Data records
########################################
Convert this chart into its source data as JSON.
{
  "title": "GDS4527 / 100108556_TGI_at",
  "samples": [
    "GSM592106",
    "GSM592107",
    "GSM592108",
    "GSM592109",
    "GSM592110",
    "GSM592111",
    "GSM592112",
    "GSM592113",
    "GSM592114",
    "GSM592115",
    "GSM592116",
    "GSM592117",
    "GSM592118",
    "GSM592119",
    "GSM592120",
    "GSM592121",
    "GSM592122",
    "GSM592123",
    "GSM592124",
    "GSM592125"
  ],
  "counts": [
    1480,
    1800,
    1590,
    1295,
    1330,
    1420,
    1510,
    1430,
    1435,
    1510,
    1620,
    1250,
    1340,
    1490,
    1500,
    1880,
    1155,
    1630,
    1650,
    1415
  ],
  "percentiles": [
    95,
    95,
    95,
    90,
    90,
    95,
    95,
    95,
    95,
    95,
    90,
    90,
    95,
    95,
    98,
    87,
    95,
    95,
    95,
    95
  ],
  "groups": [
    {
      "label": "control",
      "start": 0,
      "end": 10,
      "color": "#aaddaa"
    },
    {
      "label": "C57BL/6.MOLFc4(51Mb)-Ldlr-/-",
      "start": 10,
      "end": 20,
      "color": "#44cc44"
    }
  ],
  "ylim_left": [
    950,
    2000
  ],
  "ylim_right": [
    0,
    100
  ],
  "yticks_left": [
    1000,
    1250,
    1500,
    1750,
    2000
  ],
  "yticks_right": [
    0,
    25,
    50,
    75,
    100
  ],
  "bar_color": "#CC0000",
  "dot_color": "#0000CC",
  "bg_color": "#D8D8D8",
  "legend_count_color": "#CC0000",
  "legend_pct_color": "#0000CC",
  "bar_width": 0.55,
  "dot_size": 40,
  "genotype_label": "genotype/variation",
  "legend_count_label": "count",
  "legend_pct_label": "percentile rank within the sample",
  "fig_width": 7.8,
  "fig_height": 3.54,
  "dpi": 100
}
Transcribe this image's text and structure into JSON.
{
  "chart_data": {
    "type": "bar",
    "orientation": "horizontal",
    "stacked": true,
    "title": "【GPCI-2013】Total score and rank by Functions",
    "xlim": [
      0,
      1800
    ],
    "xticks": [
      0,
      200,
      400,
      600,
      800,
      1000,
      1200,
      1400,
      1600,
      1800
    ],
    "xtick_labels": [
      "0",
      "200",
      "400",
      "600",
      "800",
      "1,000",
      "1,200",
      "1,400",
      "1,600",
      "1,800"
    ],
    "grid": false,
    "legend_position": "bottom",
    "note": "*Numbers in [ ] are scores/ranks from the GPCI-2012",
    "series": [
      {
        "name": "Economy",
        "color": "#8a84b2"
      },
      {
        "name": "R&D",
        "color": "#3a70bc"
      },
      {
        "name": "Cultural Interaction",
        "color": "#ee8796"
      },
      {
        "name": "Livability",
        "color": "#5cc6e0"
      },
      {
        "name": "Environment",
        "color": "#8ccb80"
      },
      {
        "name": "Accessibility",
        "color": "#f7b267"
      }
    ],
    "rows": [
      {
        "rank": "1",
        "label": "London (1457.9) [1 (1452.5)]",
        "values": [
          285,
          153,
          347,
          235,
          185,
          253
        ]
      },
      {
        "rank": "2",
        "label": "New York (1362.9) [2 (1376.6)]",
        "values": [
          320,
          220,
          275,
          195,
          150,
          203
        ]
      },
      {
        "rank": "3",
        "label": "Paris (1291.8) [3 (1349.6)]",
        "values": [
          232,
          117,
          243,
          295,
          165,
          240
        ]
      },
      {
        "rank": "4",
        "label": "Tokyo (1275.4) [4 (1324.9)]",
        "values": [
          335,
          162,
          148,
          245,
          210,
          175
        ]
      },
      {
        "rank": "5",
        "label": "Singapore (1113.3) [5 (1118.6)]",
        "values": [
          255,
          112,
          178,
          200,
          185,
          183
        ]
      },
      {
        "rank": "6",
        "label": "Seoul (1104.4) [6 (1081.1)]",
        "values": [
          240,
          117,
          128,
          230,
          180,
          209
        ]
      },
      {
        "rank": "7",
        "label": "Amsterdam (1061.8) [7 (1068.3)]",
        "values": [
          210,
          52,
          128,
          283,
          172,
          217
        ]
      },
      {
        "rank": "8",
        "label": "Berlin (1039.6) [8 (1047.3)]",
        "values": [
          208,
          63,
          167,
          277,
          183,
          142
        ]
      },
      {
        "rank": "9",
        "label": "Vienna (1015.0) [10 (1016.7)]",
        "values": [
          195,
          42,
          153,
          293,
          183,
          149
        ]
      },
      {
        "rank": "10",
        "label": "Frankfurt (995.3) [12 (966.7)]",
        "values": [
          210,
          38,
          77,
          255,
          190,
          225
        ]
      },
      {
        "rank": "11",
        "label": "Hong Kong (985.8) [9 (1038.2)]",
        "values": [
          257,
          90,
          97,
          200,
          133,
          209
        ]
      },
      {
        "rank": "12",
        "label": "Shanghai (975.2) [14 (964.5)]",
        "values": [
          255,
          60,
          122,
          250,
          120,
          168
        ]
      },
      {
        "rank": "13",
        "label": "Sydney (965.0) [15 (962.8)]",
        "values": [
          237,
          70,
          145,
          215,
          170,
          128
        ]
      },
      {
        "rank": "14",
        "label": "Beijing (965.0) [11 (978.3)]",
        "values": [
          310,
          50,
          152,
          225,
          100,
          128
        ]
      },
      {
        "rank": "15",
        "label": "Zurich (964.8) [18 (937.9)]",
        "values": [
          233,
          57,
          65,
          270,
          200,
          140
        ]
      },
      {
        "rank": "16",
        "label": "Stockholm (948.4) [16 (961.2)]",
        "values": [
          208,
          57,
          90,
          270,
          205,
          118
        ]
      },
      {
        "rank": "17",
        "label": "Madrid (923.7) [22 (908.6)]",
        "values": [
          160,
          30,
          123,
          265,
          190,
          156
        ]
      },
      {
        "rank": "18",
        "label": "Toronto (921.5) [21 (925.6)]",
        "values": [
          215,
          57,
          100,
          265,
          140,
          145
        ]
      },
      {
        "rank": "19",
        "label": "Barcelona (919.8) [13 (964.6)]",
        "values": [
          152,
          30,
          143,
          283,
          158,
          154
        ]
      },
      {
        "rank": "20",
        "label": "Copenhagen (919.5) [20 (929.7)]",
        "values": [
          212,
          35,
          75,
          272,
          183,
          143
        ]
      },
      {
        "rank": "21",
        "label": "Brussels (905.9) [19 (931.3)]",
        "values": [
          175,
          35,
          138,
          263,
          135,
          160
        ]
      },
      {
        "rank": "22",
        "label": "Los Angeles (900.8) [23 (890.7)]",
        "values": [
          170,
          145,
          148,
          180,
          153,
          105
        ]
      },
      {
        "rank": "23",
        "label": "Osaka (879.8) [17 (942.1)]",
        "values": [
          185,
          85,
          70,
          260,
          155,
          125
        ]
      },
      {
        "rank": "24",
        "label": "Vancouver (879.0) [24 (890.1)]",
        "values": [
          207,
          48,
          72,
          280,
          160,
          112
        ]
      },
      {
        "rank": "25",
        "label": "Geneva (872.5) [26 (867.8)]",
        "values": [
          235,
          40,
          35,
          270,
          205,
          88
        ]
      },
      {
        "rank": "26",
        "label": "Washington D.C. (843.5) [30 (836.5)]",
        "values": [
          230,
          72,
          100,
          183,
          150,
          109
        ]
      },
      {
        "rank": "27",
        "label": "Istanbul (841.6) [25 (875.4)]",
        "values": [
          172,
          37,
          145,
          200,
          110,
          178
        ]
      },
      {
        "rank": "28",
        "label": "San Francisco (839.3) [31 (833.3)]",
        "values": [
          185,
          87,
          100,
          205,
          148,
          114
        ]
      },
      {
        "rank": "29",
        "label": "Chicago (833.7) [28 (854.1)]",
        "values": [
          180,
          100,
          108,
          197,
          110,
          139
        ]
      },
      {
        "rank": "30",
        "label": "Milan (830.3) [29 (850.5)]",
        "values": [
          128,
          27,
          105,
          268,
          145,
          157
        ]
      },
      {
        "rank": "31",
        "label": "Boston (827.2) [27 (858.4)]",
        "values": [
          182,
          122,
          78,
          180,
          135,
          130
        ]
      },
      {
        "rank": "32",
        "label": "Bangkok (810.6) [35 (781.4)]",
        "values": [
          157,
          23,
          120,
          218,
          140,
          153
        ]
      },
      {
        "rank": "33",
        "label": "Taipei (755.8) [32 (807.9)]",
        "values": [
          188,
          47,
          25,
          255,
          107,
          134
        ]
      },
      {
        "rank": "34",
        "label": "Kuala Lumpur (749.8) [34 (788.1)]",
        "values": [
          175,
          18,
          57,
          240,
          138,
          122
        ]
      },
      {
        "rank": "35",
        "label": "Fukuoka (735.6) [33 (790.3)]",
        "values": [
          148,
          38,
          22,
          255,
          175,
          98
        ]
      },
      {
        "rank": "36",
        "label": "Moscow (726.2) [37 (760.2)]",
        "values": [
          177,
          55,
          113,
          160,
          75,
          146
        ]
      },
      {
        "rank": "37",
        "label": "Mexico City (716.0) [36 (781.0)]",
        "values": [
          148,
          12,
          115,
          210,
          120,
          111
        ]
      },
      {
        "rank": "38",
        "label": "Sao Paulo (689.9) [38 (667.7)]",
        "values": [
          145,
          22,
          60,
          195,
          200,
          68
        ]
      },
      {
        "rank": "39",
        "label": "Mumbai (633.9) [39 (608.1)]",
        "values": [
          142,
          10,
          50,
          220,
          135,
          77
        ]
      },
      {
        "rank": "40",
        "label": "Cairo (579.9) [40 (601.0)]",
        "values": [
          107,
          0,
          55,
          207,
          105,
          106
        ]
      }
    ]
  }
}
########################################
## GIVEN TASK
Within the listing above, copy each line that has the string "title".

## TASK SOLUTION
  "title": "GDS4527 / 100108556_TGI_at",
    "title": "【GPCI-2013】Total score and rank by Functions",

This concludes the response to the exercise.